Stored records:
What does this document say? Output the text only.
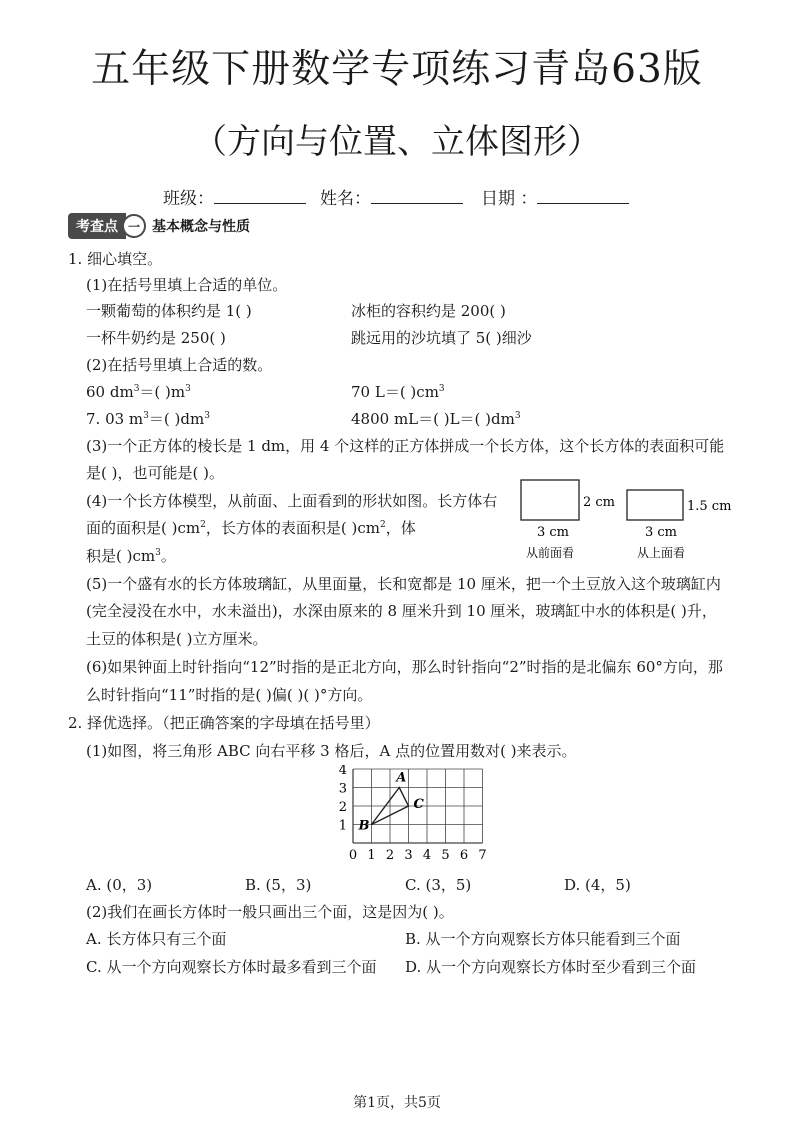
五年级下册数学专项练习青岛63版
（方向与位置、立体图形）
班级：	姓名：	日期 ：
考查点 一 基本概念与性质
1. 细心填空。
(1)在括号里填上合适的单位。
一颗葡萄的体积约是 1( )	冰柜的容积约是 200( )
一杯牛奶约是 250( )	跳远用的沙坑填了 5( )细沙
(2)在括号里填上合适的数。
60 $dm^3=$( )$m^3$	70 L＝( )$cm^3$
7. 03 $m^3=$( )$dm^3$	4800 mL＝( )L＝( )$dm^3$
(3)一个正方体的棱长是 1 dm，用 4 个这样的正方体拼成一个长方体，这个长方体的表面积可能
是( )，也可能是( )。
(4)一个长方体模型，从前面、上面看到的形状如图。长方体右
面的面积是( )$cm^2$，长方体的表面积是( )$cm^2$，体
积是( )$cm^3$。
2 cm
3 cm
从前面看
1.5 cm
3 cm
从上面看
(5)一个盛有水的长方体玻璃缸，从里面量，长和宽都是 10 厘米，把一个土豆放入这个玻璃缸内
(完全浸没在水中，水未溢出)，水深由原来的 8 厘米升到 10 厘米，玻璃缸中水的体积是( )升，
土豆的体积是( )立方厘米。
(6)如果钟面上时针指向“12”时指的是正北方向，那么时针指向“2”时指的是北偏东 60°方向，那
么时针指向“11”时指的是( )偏( )( )°方向。
2. 择优选择。（把正确答案的字母填在括号里）
(1)如图，将三角形 ABC 向右平移 3 格后，A 点的位置用数对( )来表示。
0 1 2 3 4 5 6 7
1
2
3
4	A
B
C
A. (0，3)	B. (5，3)	C. (3，5)	D. (4，5)
(2)我们在画长方体时一般只画出三个面，这是因为( )。
A. 长方体只有三个面	B. 从一个方向观察长方体只能看到三个面
C. 从一个方向观察长方体时最多看到三个面 D. 从一个方向观察长方体时至少看到三个面
第1页，共5页
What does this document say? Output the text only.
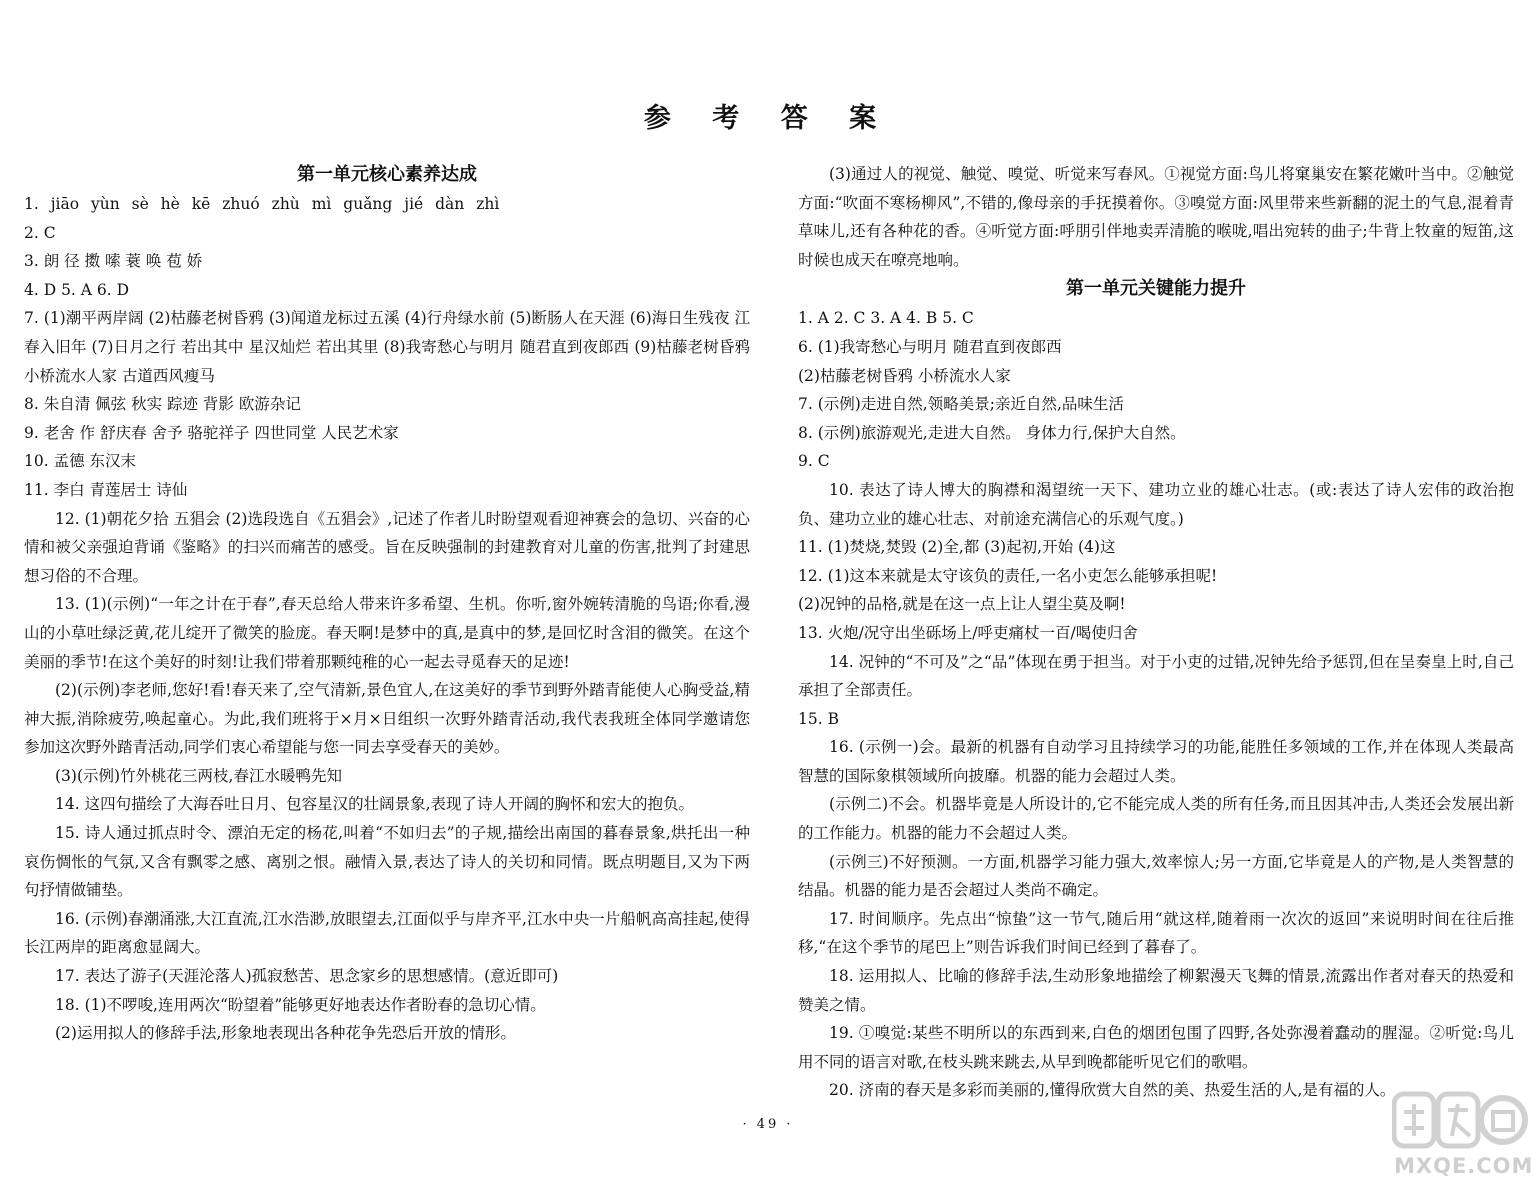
参 考 答 案
第一单元核心素养达成

1. jiāo yùn sè hè kē zhuó zhù mì guǎng jié dàn zhì

2. C

3. 朗 径 擞 嗦 蓑 唤 苞 娇

4. D 5. A 6. D

7. (1)潮平两岸阔 (2)枯藤老树昏鸦 (3)闻道龙标过五溪 (4)行舟绿水前 (5)断肠人在天涯 (6)海日生残夜 江春入旧年 (7)日月之行 若出其中 星汉灿烂 若出其里 (8)我寄愁心与明月 随君直到夜郎西 (9)枯藤老树昏鸦 小桥流水人家 古道西风瘦马

8. 朱自清 佩弦 秋实 踪迹 背影 欧游杂记

9. 老舍 作 舒庆春 舍予 骆驼祥子 四世同堂 人民艺术家

10. 孟德 东汉末

11. 李白 青莲居士 诗仙

12. (1)朝花夕拾 五猖会 (2)选段选自《五猖会》,记述了作者儿时盼望观看迎神赛会的急切、兴奋的心情和被父亲强迫背诵《鉴略》的扫兴而痛苦的感受。旨在反映强制的封建教育对儿童的伤害,批判了封建思想习俗的不合理。

13. (1)(示例)“一年之计在于春”,春天总给人带来许多希望、生机。你听,窗外婉转清脆的鸟语;你看,漫山的小草吐绿泛黄,花儿绽开了微笑的脸庞。春天啊!是梦中的真,是真中的梦,是回忆时含泪的微笑。在这个美丽的季节!在这个美好的时刻!让我们带着那颗纯稚的心一起去寻觅春天的足迹!

(2)(示例)李老师,您好!看!春天来了,空气清新,景色宜人,在这美好的季节到野外踏青能使人心胸受益,精神大振,消除疲劳,唤起童心。为此,我们班将于×月×日组织一次野外踏青活动,我代表我班全体同学邀请您参加这次野外踏青活动,同学们衷心希望能与您一同去享受春天的美妙。

(3)(示例)竹外桃花三两枝,春江水暖鸭先知

14. 这四句描绘了大海吞吐日月、包容星汉的壮阔景象,表现了诗人开阔的胸怀和宏大的抱负。

15. 诗人通过抓点时令、漂泊无定的杨花,叫着“不如归去”的子规,描绘出南国的暮春景象,烘托出一种哀伤惆怅的气氛,又含有飘零之感、离别之恨。融情入景,表达了诗人的关切和同情。既点明题目,又为下两句抒情做铺垫。

16. (示例)春潮涌涨,大江直流,江水浩渺,放眼望去,江面似乎与岸齐平,江水中央一片船帆高高挂起,使得长江两岸的距离愈显阔大。

17. 表达了游子(天涯沦落人)孤寂愁苦、思念家乡的思想感情。(意近即可)

18. (1)不啰唆,连用两次“盼望着”能够更好地表达作者盼春的急切心情。

(2)运用拟人的修辞手法,形象地表现出各种花争先恐后开放的情形。

(3)通过人的视觉、触觉、嗅觉、听觉来写春风。①视觉方面:鸟儿将窠巢安在繁花嫩叶当中。②触觉方面:“吹面不寒杨柳风”,不错的,像母亲的手抚摸着你。③嗅觉方面:风里带来些新翻的泥土的气息,混着青草味儿,还有各种花的香。④听觉方面:呼朋引伴地卖弄清脆的喉咙,唱出宛转的曲子;牛背上牧童的短笛,这时候也成天在嘹亮地响。

第一单元关键能力提升

1. A 2. C 3. A 4. B 5. C

6. (1)我寄愁心与明月 随君直到夜郎西

(2)枯藤老树昏鸦 小桥流水人家

7. (示例)走进自然,领略美景;亲近自然,品味生活

8. (示例)旅游观光,走进大自然。 身体力行,保护大自然。

9. C

10. 表达了诗人博大的胸襟和渴望统一天下、建功立业的雄心壮志。(或:表达了诗人宏伟的政治抱负、建功立业的雄心壮志、对前途充满信心的乐观气度。)

11. (1)焚烧,焚毁 (2)全,都 (3)起初,开始 (4)这

12. (1)这本来就是太守该负的责任,一名小吏怎么能够承担呢!

(2)况钟的品格,就是在这一点上让人望尘莫及啊!

13. 火炮/况守出坐砾场上/呼吏痛杖一百/喝使归舍

14. 况钟的“不可及”之“品”体现在勇于担当。对于小吏的过错,况钟先给予惩罚,但在呈奏皇上时,自己承担了全部责任。

15. B

16. (示例一)会。最新的机器有自动学习且持续学习的功能,能胜任多领域的工作,并在体现人类最高智慧的国际象棋领域所向披靡。机器的能力会超过人类。

(示例二)不会。机器毕竟是人所设计的,它不能完成人类的所有任务,而且因其冲击,人类还会发展出新的工作能力。机器的能力不会超过人类。

(示例三)不好预测。一方面,机器学习能力强大,效率惊人;另一方面,它毕竟是人的产物,是人类智慧的结晶。机器的能力是否会超过人类尚不确定。

17. 时间顺序。先点出“惊蛰”这一节气,随后用“就这样,随着雨一次次的返回”来说明时间在往后推移,“在这个季节的尾巴上”则告诉我们时间已经到了暮春了。

18. 运用拟人、比喻的修辞手法,生动形象地描绘了柳絮漫天飞舞的情景,流露出作者对春天的热爱和赞美之情。

19. ①嗅觉:某些不明所以的东西到来,白色的烟团包围了四野,各处弥漫着蠢动的腥湿。②听觉:鸟儿用不同的语言对歌,在枝头跳来跳去,从早到晚都能听见它们的歌唱。

20. 济南的春天是多彩而美丽的,懂得欣赏大自然的美、热爱生活的人,是有福的人。

· 49 ·
MXQE.COM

**DESCRIPTION OF THE TASK**
Leave out the pictures and restate everything else word for word.

**COMPLETE RESPONSE**
What does this document say? Output the text only.
五年级下册数学专项练习青岛63版
（方向与位置、立体图形）
班级：	姓名：	日期 ：
考查点 一 基本概念与性质
1. 细心填空。
(1)在括号里填上合适的单位。
一颗葡萄的体积约是 1( )	冰柜的容积约是 200( )
一杯牛奶约是 250( )	跳远用的沙坑填了 5( )细沙
(2)在括号里填上合适的数。
60 $dm^3=$( )$m^3$	70 L＝( )$cm^3$
7. 03 $m^3=$( )$dm^3$	4800 mL＝( )L＝( )$dm^3$
(3)一个正方体的棱长是 1 dm，用 4 个这样的正方体拼成一个长方体，这个长方体的表面积可能
是( )，也可能是( )。
(4)一个长方体模型，从前面、上面看到的形状如图。长方体右
面的面积是( )$cm^2$，长方体的表面积是( )$cm^2$，体
积是( )$cm^3$。
2 cm
3 cm
从前面看
1.5 cm
3 cm
从上面看
(5)一个盛有水的长方体玻璃缸，从里面量，长和宽都是 10 厘米，把一个土豆放入这个玻璃缸内
(完全浸没在水中，水未溢出)，水深由原来的 8 厘米升到 10 厘米，玻璃缸中水的体积是( )升，
土豆的体积是( )立方厘米。
(6)如果钟面上时针指向“12”时指的是正北方向，那么时针指向“2”时指的是北偏东 60°方向，那
么时针指向“11”时指的是( )偏( )( )°方向。
2. 择优选择。（把正确答案的字母填在括号里）
(1)如图，将三角形 ABC 向右平移 3 格后，A 点的位置用数对( )来表示。
0 1 2 3 4 5 6 7
1
2
3
4	A
B
C
A. (0，3)	B. (5，3)	C. (3，5)	D. (4，5)
(2)我们在画长方体时一般只画出三个面，这是因为( )。
A. 长方体只有三个面	B. 从一个方向观察长方体只能看到三个面
C. 从一个方向观察长方体时最多看到三个面 D. 从一个方向观察长方体时至少看到三个面
第1页，共5页
What does this document say? Output the text only.
参 考 答 案
第一单元核心素养达成

1. jiāo yùn sè hè kē zhuó zhù mì guǎng jié dàn zhì

2. C

3. 朗 径 擞 嗦 蓑 唤 苞 娇

4. D 5. A 6. D

7. (1)潮平两岸阔 (2)枯藤老树昏鸦 (3)闻道龙标过五溪 (4)行舟绿水前 (5)断肠人在天涯 (6)海日生残夜 江春入旧年 (7)日月之行 若出其中 星汉灿烂 若出其里 (8)我寄愁心与明月 随君直到夜郎西 (9)枯藤老树昏鸦 小桥流水人家 古道西风瘦马

8. 朱自清 佩弦 秋实 踪迹 背影 欧游杂记

9. 老舍 作 舒庆春 舍予 骆驼祥子 四世同堂 人民艺术家

10. 孟德 东汉末

11. 李白 青莲居士 诗仙

12. (1)朝花夕拾 五猖会 (2)选段选自《五猖会》,记述了作者儿时盼望观看迎神赛会的急切、兴奋的心情和被父亲强迫背诵《鉴略》的扫兴而痛苦的感受。旨在反映强制的封建教育对儿童的伤害,批判了封建思想习俗的不合理。

13. (1)(示例)“一年之计在于春”,春天总给人带来许多希望、生机。你听,窗外婉转清脆的鸟语;你看,漫山的小草吐绿泛黄,花儿绽开了微笑的脸庞。春天啊!是梦中的真,是真中的梦,是回忆时含泪的微笑。在这个美丽的季节!在这个美好的时刻!让我们带着那颗纯稚的心一起去寻觅春天的足迹!

(2)(示例)李老师,您好!看!春天来了,空气清新,景色宜人,在这美好的季节到野外踏青能使人心胸受益,精神大振,消除疲劳,唤起童心。为此,我们班将于×月×日组织一次野外踏青活动,我代表我班全体同学邀请您参加这次野外踏青活动,同学们衷心希望能与您一同去享受春天的美妙。

(3)(示例)竹外桃花三两枝,春江水暖鸭先知

14. 这四句描绘了大海吞吐日月、包容星汉的壮阔景象,表现了诗人开阔的胸怀和宏大的抱负。

15. 诗人通过抓点时令、漂泊无定的杨花,叫着“不如归去”的子规,描绘出南国的暮春景象,烘托出一种哀伤惆怅的气氛,又含有飘零之感、离别之恨。融情入景,表达了诗人的关切和同情。既点明题目,又为下两句抒情做铺垫。

16. (示例)春潮涌涨,大江直流,江水浩渺,放眼望去,江面似乎与岸齐平,江水中央一片船帆高高挂起,使得长江两岸的距离愈显阔大。

17. 表达了游子(天涯沦落人)孤寂愁苦、思念家乡的思想感情。(意近即可)

18. (1)不啰唆,连用两次“盼望着”能够更好地表达作者盼春的急切心情。

(2)运用拟人的修辞手法,形象地表现出各种花争先恐后开放的情形。

(3)通过人的视觉、触觉、嗅觉、听觉来写春风。①视觉方面:鸟儿将窠巢安在繁花嫩叶当中。②触觉方面:“吹面不寒杨柳风”,不错的,像母亲的手抚摸着你。③嗅觉方面:风里带来些新翻的泥土的气息,混着青草味儿,还有各种花的香。④听觉方面:呼朋引伴地卖弄清脆的喉咙,唱出宛转的曲子;牛背上牧童的短笛,这时候也成天在嘹亮地响。

第一单元关键能力提升

1. A 2. C 3. A 4. B 5. C

6. (1)我寄愁心与明月 随君直到夜郎西

(2)枯藤老树昏鸦 小桥流水人家

7. (示例)走进自然,领略美景;亲近自然,品味生活

8. (示例)旅游观光,走进大自然。 身体力行,保护大自然。

9. C

10. 表达了诗人博大的胸襟和渴望统一天下、建功立业的雄心壮志。(或:表达了诗人宏伟的政治抱负、建功立业的雄心壮志、对前途充满信心的乐观气度。)

11. (1)焚烧,焚毁 (2)全,都 (3)起初,开始 (4)这

12. (1)这本来就是太守该负的责任,一名小吏怎么能够承担呢!

(2)况钟的品格,就是在这一点上让人望尘莫及啊!

13. 火炮/况守出坐砾场上/呼吏痛杖一百/喝使归舍

14. 况钟的“不可及”之“品”体现在勇于担当。对于小吏的过错,况钟先给予惩罚,但在呈奏皇上时,自己承担了全部责任。

15. B

16. (示例一)会。最新的机器有自动学习且持续学习的功能,能胜任多领域的工作,并在体现人类最高智慧的国际象棋领域所向披靡。机器的能力会超过人类。

(示例二)不会。机器毕竟是人所设计的,它不能完成人类的所有任务,而且因其冲击,人类还会发展出新的工作能力。机器的能力不会超过人类。

(示例三)不好预测。一方面,机器学习能力强大,效率惊人;另一方面,它毕竟是人的产物,是人类智慧的结晶。机器的能力是否会超过人类尚不确定。

17. 时间顺序。先点出“惊蛰”这一节气,随后用“就这样,随着雨一次次的返回”来说明时间在往后推移,“在这个季节的尾巴上”则告诉我们时间已经到了暮春了。

18. 运用拟人、比喻的修辞手法,生动形象地描绘了柳絮漫天飞舞的情景,流露出作者对春天的热爱和赞美之情。

19. ①嗅觉:某些不明所以的东西到来,白色的烟团包围了四野,各处弥漫着蠢动的腥湿。②听觉:鸟儿用不同的语言对歌,在枝头跳来跳去,从早到晚都能听见它们的歌唱。

20. 济南的春天是多彩而美丽的,懂得欣赏大自然的美、热爱生活的人,是有福的人。

· 49 ·
MXQE.COM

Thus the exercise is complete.